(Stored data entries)
- - -
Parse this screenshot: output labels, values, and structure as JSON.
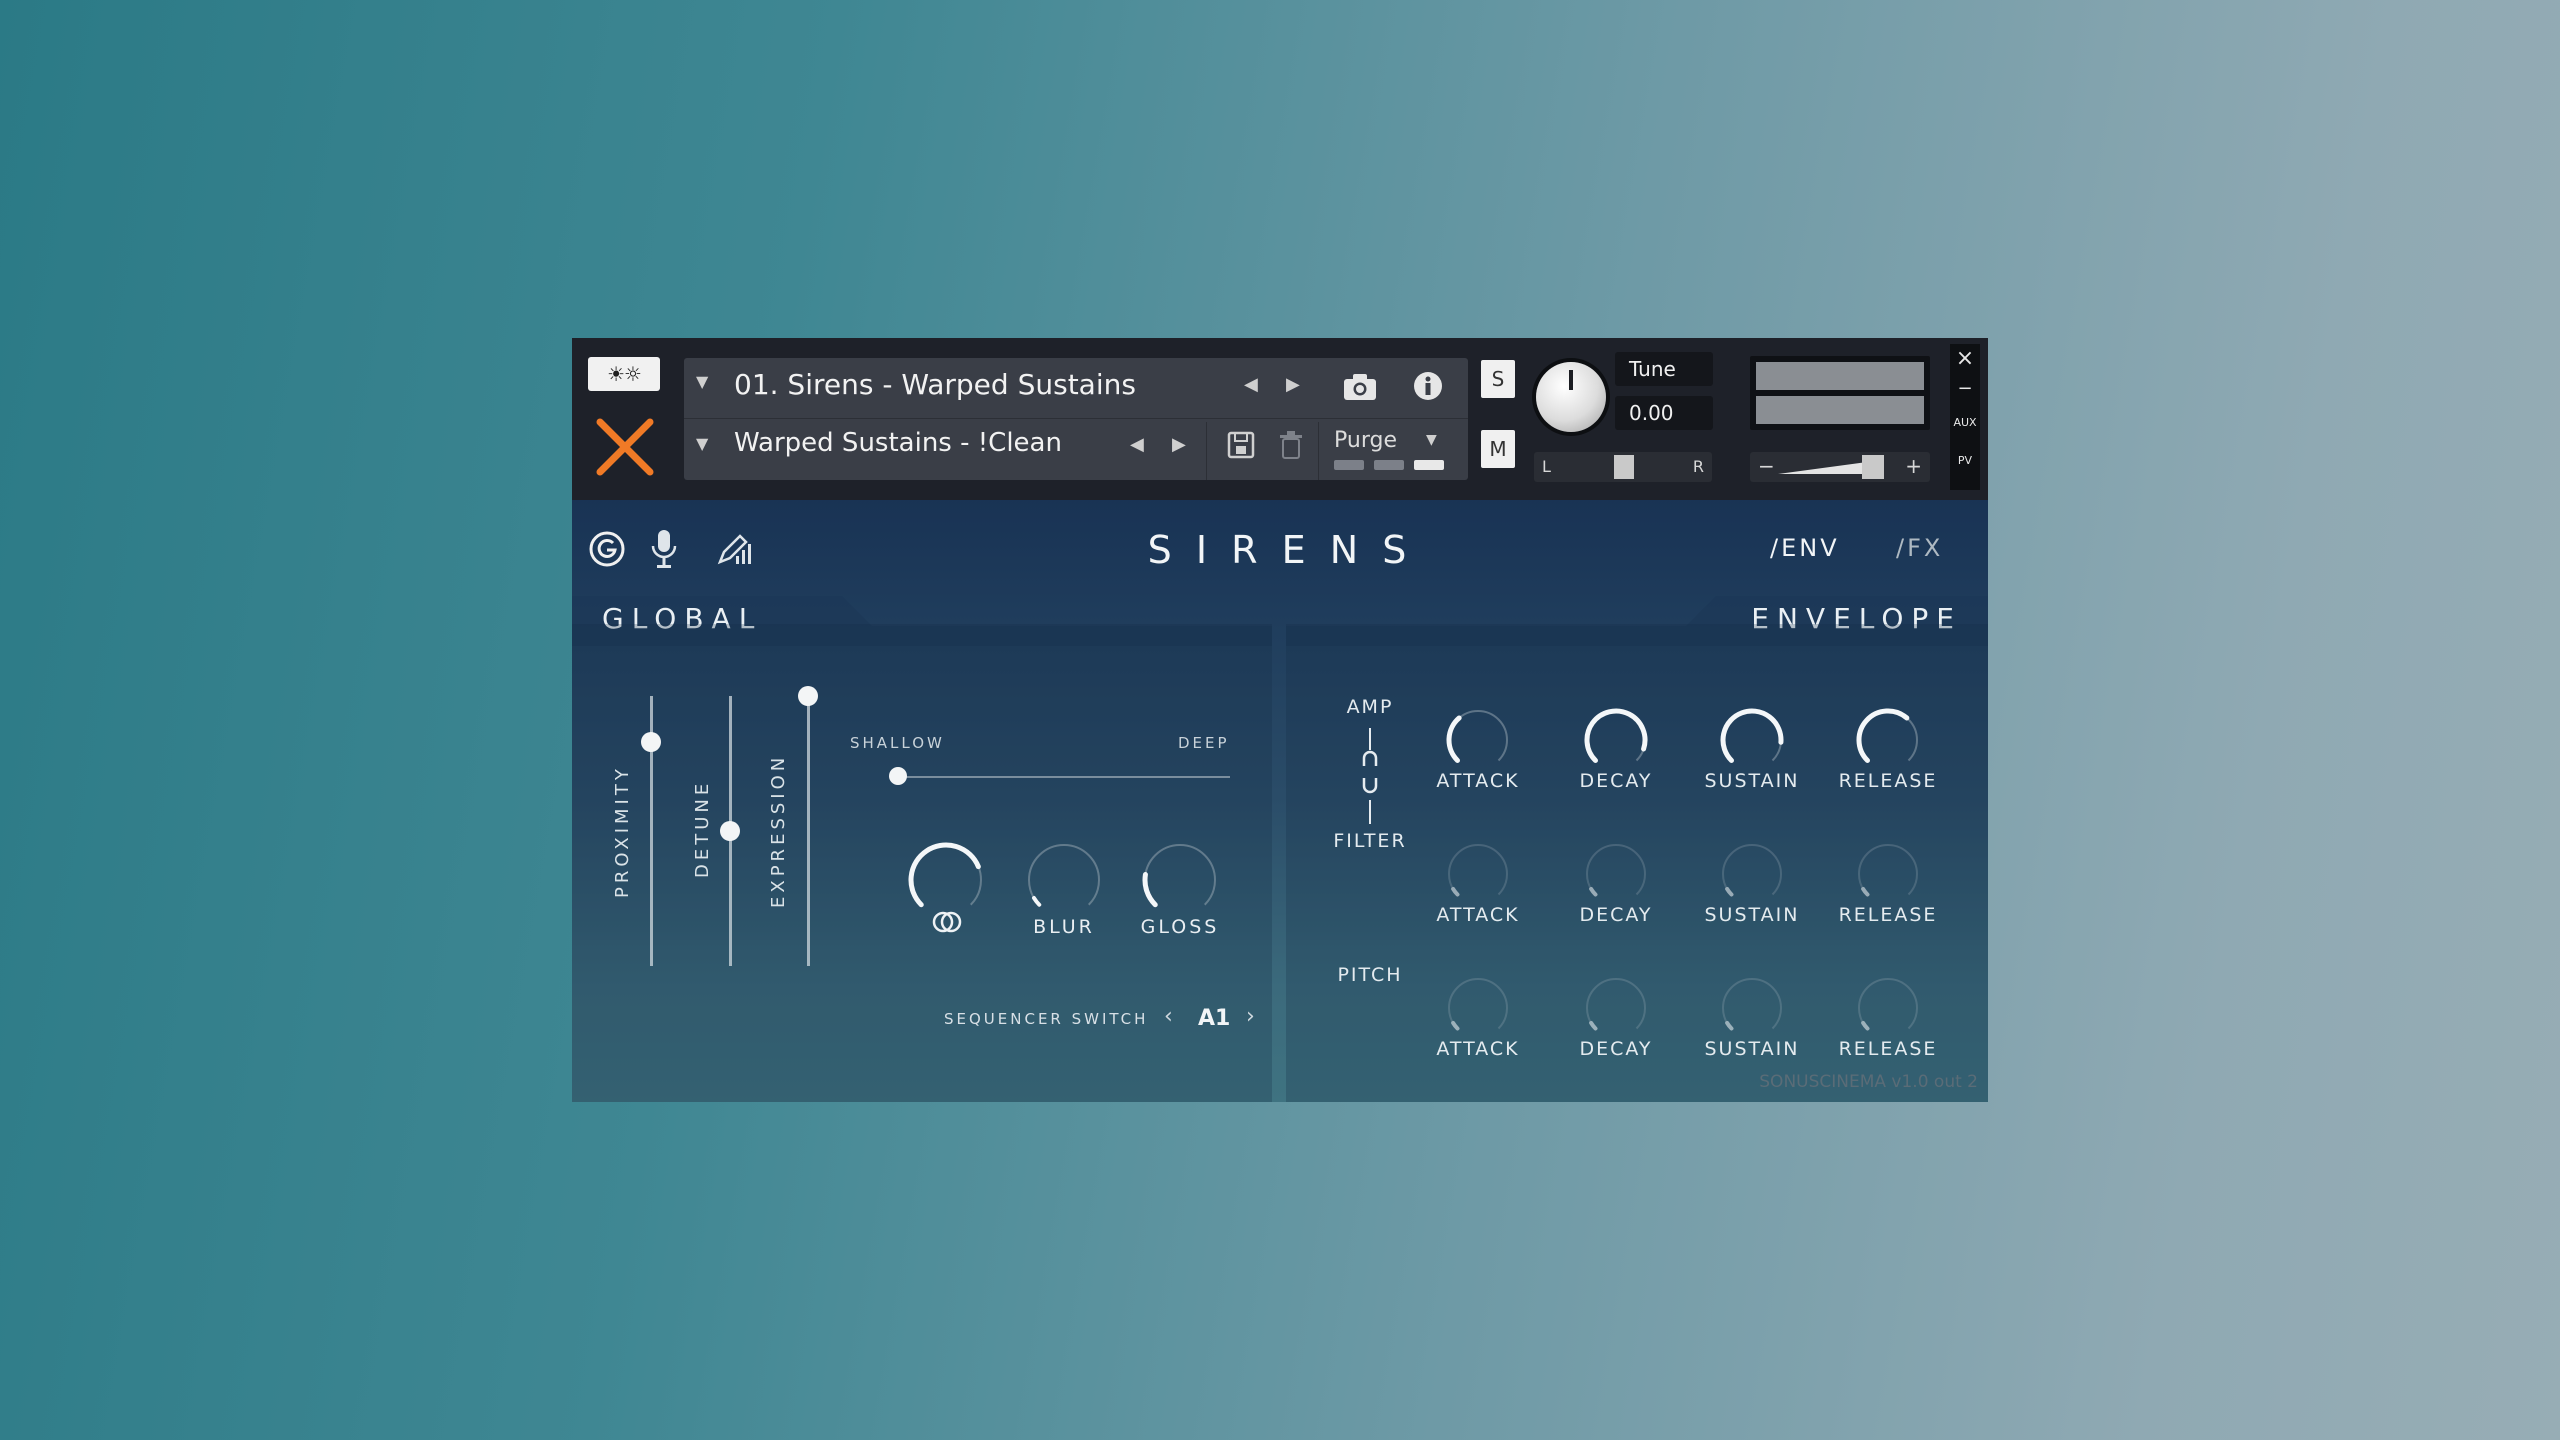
{
  "header": {
    "logo_button": "☀☼",
    "preset_title": "01. Sirens - Warped Sustains",
    "snapshot_name": "Warped Sustains - !Clean",
    "purge_label": "Purge",
    "solo_label": "S",
    "mute_label": "M",
    "tune_label": "Tune",
    "tune_value": "0.00",
    "pan_left": "L",
    "pan_right": "R",
    "vol_minus": "−",
    "vol_plus": "+",
    "aux_label": "AUX",
    "pv_label": "PV",
    "close_label": "×",
    "minimize_label": "−",
    "accent_color": "#f07a26"
  },
  "nav": {
    "title": "S I R E N S",
    "tab_env": "/ENV",
    "tab_fx": "/FX"
  },
  "global": {
    "title": "GLOBAL",
    "faders": [
      {
        "label": "PROXIMITY",
        "value": 0.83
      },
      {
        "label": "DETUNE",
        "value": 0.5
      },
      {
        "label": "EXPRESSION",
        "value": 1.0
      }
    ],
    "shallow_label": "SHALLOW",
    "deep_label": "DEEP",
    "depth_value": 0.0,
    "knobs": [
      {
        "label": "",
        "value": 0.75
      },
      {
        "label": "BLUR",
        "value": 0.0
      },
      {
        "label": "GLOSS",
        "value": 0.2
      }
    ],
    "sequencer_label": "SEQUENCER SWITCH",
    "sequencer_value": "A1"
  },
  "envelope": {
    "title": "ENVELOPE",
    "rows": [
      {
        "name": "AMP",
        "values": [
          0.35,
          0.9,
          0.85,
          0.65
        ]
      },
      {
        "name": "FILTER",
        "values": [
          0,
          0,
          0,
          0
        ]
      },
      {
        "name": "PITCH",
        "values": [
          0,
          0,
          0,
          0
        ]
      }
    ],
    "params": [
      "ATTACK",
      "DECAY",
      "SUSTAIN",
      "RELEASE"
    ]
  },
  "footer": {
    "version": "SONUSCINEMA v1.0 out 2"
  }
}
- - -
Leave out every picture and copy the rest of the records exactly.

Parse this screenshot: output labels, values, and structure as JSON.
{
  "header": {
    "logo_button": "☀☼",
    "preset_title": "01. Sirens - Warped Sustains",
    "snapshot_name": "Warped Sustains - !Clean",
    "purge_label": "Purge",
    "solo_label": "S",
    "mute_label": "M",
    "tune_label": "Tune",
    "tune_value": "0.00",
    "pan_left": "L",
    "pan_right": "R",
    "vol_minus": "−",
    "vol_plus": "+",
    "aux_label": "AUX",
    "pv_label": "PV",
    "close_label": "×",
    "minimize_label": "−",
    "accent_color": "#f07a26"
  },
  "nav": {
    "title": "S I R E N S",
    "tab_env": "/ENV",
    "tab_fx": "/FX"
  },
  "global": {
    "title": "GLOBAL",
    "faders": [
      {
        "label": "PROXIMITY",
        "value": 0.83
      },
      {
        "label": "DETUNE",
        "value": 0.5
      },
      {
        "label": "EXPRESSION",
        "value": 1.0
      }
    ],
    "shallow_label": "SHALLOW",
    "deep_label": "DEEP",
    "depth_value": 0.0,
    "knobs": [
      {
        "label": "",
        "value": 0.75
      },
      {
        "label": "BLUR",
        "value": 0.0
      },
      {
        "label": "GLOSS",
        "value": 0.2
      }
    ],
    "sequencer_label": "SEQUENCER SWITCH",
    "sequencer_value": "A1"
  },
  "envelope": {
    "title": "ENVELOPE",
    "rows": [
      {
        "name": "AMP",
        "values": [
          0.35,
          0.9,
          0.85,
          0.65
        ]
      },
      {
        "name": "FILTER",
        "values": [
          0,
          0,
          0,
          0
        ]
      },
      {
        "name": "PITCH",
        "values": [
          0,
          0,
          0,
          0
        ]
      }
    ],
    "params": [
      "ATTACK",
      "DECAY",
      "SUSTAIN",
      "RELEASE"
    ]
  },
  "footer": {
    "version": "SONUSCINEMA v1.0 out 2"
  }
}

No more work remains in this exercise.